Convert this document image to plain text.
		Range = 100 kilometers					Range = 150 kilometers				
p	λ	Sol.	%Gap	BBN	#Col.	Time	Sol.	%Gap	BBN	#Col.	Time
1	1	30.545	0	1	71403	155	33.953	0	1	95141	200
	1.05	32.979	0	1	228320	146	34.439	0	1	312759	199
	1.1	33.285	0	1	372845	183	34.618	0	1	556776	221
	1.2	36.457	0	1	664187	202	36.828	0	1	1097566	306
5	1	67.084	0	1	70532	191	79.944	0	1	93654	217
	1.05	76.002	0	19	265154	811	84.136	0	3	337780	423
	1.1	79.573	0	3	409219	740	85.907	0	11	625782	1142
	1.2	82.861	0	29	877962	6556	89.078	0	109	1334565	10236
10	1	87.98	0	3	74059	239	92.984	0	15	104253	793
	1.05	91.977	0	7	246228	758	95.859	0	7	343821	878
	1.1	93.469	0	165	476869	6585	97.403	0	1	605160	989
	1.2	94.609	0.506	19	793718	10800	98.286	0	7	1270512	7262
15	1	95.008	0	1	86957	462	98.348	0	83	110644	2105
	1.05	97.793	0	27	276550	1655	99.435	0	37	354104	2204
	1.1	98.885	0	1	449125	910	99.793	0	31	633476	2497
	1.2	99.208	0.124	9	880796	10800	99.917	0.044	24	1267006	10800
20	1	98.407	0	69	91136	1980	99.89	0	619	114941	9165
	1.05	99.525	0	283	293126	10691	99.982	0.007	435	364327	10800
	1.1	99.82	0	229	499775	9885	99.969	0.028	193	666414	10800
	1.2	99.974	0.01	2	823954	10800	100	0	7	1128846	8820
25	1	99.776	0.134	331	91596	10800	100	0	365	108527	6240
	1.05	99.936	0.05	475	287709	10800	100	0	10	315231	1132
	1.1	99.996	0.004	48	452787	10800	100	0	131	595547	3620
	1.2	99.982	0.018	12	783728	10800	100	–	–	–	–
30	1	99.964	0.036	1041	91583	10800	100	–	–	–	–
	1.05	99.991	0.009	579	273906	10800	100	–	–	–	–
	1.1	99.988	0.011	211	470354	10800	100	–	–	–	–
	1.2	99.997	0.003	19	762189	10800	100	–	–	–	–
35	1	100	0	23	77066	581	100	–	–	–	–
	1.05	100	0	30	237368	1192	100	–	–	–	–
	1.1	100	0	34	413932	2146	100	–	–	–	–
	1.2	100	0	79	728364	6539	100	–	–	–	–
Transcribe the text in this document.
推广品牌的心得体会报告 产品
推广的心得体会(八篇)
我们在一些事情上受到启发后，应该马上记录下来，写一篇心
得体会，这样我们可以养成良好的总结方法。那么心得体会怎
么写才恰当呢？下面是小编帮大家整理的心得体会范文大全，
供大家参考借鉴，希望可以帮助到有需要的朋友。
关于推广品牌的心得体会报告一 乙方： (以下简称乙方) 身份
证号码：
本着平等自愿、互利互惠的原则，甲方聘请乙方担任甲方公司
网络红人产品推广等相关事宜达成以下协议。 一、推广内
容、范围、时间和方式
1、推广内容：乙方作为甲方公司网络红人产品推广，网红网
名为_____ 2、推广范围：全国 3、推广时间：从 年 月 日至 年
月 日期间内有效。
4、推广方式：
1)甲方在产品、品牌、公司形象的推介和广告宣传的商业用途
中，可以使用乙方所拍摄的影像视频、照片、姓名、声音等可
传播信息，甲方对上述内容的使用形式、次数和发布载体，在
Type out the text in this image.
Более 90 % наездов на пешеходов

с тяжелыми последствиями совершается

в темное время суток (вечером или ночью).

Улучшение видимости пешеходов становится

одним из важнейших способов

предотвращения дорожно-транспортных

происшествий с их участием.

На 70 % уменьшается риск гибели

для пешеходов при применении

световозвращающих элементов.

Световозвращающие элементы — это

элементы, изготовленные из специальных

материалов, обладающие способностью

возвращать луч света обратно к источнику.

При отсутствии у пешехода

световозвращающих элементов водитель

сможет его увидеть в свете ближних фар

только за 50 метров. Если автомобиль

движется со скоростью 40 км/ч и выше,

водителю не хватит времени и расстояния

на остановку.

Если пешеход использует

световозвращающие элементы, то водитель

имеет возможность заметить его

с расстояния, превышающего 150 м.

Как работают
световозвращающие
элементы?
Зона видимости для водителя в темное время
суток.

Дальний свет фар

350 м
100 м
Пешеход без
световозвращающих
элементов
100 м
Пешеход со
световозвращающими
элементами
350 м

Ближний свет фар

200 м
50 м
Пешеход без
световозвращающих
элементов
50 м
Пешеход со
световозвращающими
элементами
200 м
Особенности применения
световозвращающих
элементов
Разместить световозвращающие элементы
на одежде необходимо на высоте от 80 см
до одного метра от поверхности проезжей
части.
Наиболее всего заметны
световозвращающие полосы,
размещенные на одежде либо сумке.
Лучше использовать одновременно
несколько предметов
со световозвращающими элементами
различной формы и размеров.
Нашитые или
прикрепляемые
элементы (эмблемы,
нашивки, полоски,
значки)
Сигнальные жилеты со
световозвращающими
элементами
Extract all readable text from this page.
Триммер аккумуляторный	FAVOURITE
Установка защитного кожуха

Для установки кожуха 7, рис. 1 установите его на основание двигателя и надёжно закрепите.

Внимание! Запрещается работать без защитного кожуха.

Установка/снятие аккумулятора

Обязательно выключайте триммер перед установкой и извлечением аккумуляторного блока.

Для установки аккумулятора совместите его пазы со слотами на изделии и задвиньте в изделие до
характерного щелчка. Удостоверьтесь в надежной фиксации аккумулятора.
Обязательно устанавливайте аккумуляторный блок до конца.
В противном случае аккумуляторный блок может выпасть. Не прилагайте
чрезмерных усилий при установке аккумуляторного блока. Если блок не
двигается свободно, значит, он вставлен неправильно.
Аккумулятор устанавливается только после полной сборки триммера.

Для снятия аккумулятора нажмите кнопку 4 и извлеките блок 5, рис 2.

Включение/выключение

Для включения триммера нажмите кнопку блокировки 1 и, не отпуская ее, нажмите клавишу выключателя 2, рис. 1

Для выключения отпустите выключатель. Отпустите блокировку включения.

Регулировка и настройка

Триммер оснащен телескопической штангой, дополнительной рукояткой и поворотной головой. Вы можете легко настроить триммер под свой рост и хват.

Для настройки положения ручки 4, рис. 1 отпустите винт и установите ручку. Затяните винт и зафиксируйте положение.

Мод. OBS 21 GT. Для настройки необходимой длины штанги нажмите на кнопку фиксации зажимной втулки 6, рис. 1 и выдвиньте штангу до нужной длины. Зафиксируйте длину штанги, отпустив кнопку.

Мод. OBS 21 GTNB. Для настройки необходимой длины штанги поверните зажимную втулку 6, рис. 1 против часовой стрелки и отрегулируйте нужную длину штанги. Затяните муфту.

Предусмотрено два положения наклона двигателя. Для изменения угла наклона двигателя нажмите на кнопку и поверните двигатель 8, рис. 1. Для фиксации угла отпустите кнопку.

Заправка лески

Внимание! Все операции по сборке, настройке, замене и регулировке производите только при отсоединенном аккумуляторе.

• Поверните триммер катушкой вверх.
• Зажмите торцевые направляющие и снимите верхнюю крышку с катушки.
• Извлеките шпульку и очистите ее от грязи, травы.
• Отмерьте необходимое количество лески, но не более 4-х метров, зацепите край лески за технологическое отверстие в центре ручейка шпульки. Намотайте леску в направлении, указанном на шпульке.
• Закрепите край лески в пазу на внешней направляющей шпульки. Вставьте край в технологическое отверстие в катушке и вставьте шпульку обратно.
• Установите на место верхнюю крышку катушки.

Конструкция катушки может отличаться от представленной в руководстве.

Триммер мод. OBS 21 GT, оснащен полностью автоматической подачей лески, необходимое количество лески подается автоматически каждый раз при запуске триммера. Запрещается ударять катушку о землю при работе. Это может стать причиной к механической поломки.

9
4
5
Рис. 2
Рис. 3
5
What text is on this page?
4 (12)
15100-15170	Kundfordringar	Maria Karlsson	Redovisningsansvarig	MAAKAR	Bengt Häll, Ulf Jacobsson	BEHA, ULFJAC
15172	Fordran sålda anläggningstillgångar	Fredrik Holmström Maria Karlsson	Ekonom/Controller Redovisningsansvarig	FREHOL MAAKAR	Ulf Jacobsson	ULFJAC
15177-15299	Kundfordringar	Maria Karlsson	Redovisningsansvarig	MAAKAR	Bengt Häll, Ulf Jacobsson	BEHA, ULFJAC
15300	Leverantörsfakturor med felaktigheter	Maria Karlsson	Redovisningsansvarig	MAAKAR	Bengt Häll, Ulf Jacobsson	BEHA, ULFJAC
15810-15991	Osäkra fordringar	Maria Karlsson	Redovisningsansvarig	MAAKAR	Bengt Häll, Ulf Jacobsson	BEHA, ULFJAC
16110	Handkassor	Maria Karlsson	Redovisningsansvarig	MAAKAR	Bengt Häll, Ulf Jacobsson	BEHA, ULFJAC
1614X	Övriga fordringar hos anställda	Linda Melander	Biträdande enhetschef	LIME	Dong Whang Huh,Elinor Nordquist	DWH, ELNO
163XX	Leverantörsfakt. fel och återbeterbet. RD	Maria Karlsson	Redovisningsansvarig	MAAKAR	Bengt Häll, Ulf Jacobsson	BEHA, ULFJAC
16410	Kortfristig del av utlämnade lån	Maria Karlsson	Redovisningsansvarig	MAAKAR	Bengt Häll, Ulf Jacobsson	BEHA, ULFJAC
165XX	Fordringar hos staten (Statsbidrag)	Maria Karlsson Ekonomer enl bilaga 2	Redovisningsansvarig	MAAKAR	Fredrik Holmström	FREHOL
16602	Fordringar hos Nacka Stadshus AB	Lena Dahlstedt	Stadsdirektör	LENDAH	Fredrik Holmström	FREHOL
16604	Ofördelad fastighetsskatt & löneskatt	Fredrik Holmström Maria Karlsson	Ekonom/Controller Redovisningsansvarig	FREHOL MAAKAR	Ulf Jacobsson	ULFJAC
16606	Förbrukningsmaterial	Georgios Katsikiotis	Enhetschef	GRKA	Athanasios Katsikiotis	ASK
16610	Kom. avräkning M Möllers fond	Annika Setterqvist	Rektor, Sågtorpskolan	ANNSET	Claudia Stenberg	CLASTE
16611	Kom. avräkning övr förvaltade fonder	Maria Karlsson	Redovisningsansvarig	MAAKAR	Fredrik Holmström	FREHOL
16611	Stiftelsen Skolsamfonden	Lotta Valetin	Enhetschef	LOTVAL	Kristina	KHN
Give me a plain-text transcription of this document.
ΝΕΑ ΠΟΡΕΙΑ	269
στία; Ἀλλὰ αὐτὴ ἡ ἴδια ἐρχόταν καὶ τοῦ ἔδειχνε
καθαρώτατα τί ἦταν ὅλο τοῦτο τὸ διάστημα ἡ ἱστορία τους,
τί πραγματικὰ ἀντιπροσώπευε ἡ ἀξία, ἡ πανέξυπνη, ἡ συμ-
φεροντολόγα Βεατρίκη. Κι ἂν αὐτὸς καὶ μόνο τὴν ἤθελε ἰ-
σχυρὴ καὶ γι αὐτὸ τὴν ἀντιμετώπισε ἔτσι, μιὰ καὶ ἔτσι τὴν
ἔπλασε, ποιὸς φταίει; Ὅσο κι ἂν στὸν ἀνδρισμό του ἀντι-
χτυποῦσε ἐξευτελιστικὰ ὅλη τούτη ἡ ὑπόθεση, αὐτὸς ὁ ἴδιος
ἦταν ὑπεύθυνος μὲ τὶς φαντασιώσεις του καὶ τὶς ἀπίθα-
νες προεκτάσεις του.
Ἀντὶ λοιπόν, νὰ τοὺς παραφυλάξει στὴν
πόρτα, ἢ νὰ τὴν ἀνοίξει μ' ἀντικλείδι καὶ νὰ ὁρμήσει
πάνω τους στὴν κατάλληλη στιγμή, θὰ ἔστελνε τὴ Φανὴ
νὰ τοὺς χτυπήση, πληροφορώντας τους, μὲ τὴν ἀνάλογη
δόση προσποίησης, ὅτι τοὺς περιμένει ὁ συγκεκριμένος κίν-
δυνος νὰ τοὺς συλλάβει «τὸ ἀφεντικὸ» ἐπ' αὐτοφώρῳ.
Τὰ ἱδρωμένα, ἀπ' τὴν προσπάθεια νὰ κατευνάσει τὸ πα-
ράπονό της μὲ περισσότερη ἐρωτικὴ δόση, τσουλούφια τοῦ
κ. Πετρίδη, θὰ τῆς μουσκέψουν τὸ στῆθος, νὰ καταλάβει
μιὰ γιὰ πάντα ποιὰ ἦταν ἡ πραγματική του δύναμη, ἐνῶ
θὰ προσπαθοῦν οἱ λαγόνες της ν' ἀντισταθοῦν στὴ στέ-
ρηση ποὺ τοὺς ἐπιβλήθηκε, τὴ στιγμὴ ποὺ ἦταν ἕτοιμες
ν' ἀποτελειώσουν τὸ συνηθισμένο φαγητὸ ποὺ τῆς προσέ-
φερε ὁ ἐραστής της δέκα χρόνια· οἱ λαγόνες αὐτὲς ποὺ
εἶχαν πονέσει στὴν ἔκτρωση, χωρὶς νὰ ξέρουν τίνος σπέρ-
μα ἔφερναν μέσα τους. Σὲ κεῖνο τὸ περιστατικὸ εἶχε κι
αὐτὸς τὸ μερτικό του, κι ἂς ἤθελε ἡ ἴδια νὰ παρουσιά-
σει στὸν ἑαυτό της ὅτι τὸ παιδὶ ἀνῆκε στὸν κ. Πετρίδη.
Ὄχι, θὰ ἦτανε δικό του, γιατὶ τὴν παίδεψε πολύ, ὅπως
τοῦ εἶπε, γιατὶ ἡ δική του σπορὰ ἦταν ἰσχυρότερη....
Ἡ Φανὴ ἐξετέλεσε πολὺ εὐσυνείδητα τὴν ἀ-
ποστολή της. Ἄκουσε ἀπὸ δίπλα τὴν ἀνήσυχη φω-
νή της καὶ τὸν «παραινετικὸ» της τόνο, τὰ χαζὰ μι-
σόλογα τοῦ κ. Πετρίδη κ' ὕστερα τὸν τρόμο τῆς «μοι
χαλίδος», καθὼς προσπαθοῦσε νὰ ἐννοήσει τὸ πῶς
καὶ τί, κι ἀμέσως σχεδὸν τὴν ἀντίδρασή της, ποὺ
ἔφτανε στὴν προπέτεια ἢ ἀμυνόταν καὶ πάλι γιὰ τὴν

# Directions
Scan the material for lines with the word "темное", and copy each line you find.

# Answer for the task
в темное время суток (вечером или ночью).
Зона видимости для водителя в темное время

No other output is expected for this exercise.